## Exercise directions
Quote every line below exactly as it reads.

## Dataset extract
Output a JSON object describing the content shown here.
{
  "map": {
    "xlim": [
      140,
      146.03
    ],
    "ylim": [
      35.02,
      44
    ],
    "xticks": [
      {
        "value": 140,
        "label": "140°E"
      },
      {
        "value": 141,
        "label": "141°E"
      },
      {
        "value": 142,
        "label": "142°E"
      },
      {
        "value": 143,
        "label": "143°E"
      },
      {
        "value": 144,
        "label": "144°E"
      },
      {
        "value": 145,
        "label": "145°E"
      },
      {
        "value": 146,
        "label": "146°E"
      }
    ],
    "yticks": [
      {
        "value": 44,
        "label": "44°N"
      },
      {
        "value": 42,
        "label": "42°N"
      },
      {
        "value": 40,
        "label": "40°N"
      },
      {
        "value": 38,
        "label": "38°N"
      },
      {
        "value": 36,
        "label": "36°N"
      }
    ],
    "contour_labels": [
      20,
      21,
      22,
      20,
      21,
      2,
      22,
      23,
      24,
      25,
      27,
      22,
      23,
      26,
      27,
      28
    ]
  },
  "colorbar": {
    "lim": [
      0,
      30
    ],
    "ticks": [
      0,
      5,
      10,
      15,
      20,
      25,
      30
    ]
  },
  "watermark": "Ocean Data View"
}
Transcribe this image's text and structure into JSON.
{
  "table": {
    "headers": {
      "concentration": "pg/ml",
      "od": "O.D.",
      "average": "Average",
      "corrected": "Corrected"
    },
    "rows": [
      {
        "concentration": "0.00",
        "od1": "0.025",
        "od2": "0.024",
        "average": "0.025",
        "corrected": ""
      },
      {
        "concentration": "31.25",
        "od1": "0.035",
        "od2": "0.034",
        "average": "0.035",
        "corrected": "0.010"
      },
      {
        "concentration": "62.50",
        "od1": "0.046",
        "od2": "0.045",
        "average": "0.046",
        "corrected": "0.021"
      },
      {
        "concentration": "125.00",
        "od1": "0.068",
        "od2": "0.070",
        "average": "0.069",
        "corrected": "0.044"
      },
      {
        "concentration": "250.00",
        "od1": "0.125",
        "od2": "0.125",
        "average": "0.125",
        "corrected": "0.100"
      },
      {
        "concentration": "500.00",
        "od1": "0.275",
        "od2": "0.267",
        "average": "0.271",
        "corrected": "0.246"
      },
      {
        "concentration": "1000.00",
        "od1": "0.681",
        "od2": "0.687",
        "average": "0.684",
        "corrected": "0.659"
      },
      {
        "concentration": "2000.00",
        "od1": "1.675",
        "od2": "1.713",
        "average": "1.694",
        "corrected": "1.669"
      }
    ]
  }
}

## Finished exercise
Output a JSON object describing the content shown here.
{
  "map": {
    "xlim": [
      140,
      146.03
    ],
    "ylim": [
      35.02,
      44
    ],
    "xticks": [
      {
        "value": 140,
        "label": "140°E"
      },
      {
        "value": 141,
        "label": "141°E"
      },
      {
        "value": 142,
        "label": "142°E"
      },
      {
        "value": 143,
        "label": "143°E"
      },
      {
        "value": 144,
        "label": "144°E"
      },
      {
        "value": 145,
        "label": "145°E"
      },
      {
        "value": 146,
        "label": "146°E"
      }
    ],
    "yticks": [
      {
        "value": 44,
        "label": "44°N"
      },
      {
        "value": 42,
        "label": "42°N"
      },
      {
        "value": 40,
        "label": "40°N"
      },
      {
        "value": 38,
        "label": "38°N"
      },
      {
        "value": 36,
        "label": "36°N"
      }
    ],
    "contour_labels": [
      20,
      21,
      22,
      20,
      21,
      2,
      22,
      23,
      24,
      25,
      27,
      22,
      23,
      26,
      27,
      28
    ]
  },
  "colorbar": {
    "lim": [
      0,
      30
    ],
    "ticks": [
      0,
      5,
      10,
      15,
      20,
      25,
      30
    ]
  },
  "watermark": "Ocean Data View"
}
Transcribe this image's text and structure into JSON.
{
  "table": {
    "headers": {
      "concentration": "pg/ml",
      "od": "O.D.",
      "average": "Average",
      "corrected": "Corrected"
    },
    "rows": [
      {
        "concentration": "0.00",
        "od1": "0.025",
        "od2": "0.024",
        "average": "0.025",
        "corrected": ""
      },
      {
        "concentration": "31.25",
        "od1": "0.035",
        "od2": "0.034",
        "average": "0.035",
        "corrected": "0.010"
      },
      {
        "concentration": "62.50",
        "od1": "0.046",
        "od2": "0.045",
        "average": "0.046",
        "corrected": "0.021"
      },
      {
        "concentration": "125.00",
        "od1": "0.068",
        "od2": "0.070",
        "average": "0.069",
        "corrected": "0.044"
      },
      {
        "concentration": "250.00",
        "od1": "0.125",
        "od2": "0.125",
        "average": "0.125",
        "corrected": "0.100"
      },
      {
        "concentration": "500.00",
        "od1": "0.275",
        "od2": "0.267",
        "average": "0.271",
        "corrected": "0.246"
      },
      {
        "concentration": "1000.00",
        "od1": "0.681",
        "od2": "0.687",
        "average": "0.684",
        "corrected": "0.659"
      },
      {
        "concentration": "2000.00",
        "od1": "1.675",
        "od2": "1.713",
        "average": "1.694",
        "corrected": "1.669"
      }
    ]
  }
}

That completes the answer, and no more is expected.